● AIM OF THE EXERCISE: Please rewrite everything from the start of the material down to the line containing "table-row [128, 134, 766, 159]", putting "page" in place of "screenshot" and keeping all else the same.

-- start --

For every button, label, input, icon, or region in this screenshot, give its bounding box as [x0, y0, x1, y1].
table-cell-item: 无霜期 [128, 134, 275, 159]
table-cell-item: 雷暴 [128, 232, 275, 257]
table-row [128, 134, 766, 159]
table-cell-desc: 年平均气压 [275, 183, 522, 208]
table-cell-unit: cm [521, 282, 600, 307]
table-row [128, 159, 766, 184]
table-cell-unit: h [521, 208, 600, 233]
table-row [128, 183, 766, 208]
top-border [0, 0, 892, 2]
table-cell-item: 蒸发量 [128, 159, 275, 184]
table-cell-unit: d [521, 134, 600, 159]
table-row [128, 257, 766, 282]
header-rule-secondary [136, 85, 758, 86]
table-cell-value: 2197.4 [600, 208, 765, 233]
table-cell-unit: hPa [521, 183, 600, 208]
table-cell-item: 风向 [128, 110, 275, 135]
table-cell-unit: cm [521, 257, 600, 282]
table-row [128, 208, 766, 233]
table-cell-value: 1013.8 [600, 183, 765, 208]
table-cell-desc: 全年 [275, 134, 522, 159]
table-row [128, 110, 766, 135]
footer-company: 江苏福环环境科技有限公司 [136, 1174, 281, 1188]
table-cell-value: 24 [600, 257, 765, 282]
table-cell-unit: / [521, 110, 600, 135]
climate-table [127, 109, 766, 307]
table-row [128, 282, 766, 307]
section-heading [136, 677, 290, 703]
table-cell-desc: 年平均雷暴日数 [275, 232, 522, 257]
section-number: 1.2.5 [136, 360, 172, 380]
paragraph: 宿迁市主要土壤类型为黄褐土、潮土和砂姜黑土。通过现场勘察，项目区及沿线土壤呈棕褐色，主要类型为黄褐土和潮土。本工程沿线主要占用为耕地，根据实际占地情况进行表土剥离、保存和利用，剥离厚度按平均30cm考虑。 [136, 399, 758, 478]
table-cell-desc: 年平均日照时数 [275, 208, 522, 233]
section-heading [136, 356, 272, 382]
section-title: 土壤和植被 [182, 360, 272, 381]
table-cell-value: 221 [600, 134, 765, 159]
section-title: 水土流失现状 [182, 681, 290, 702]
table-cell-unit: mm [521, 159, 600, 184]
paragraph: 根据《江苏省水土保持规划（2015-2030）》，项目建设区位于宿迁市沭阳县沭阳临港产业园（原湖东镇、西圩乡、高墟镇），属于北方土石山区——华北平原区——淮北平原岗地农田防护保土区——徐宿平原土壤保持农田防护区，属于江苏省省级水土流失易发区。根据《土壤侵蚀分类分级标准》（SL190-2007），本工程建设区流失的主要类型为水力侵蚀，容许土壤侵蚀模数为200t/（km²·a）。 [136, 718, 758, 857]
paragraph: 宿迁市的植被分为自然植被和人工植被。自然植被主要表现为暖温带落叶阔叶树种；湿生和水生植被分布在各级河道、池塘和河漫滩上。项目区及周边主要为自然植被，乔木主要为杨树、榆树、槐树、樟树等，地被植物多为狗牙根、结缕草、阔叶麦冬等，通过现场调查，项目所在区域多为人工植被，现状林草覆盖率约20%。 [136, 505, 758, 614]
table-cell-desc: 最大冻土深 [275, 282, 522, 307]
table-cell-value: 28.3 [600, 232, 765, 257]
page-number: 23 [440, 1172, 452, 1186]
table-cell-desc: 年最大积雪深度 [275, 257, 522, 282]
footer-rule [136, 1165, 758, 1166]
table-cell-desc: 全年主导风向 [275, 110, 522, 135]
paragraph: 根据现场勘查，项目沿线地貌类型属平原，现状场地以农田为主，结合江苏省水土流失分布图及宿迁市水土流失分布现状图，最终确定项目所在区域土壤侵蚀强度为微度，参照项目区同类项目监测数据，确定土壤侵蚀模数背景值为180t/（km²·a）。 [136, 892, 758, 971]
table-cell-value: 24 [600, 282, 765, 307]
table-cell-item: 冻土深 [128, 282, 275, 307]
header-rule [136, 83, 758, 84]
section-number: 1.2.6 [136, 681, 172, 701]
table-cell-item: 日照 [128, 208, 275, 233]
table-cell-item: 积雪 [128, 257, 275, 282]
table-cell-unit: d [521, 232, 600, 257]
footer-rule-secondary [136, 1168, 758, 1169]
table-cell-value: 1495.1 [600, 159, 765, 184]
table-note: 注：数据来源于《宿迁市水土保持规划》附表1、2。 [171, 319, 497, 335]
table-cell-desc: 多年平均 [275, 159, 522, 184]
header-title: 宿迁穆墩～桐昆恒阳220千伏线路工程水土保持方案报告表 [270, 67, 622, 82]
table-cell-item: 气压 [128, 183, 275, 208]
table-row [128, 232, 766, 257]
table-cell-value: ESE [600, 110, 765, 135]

-- end --

● OUTPUT FOR THIS EXERCISE:
For every button, label, input, icon, or region in this page, give its bounding box as [x0, y0, x1, y1].
table-cell-item: 无霜期 [128, 134, 275, 159]
table-cell-item: 雷暴 [128, 232, 275, 257]
table-row [128, 134, 766, 159]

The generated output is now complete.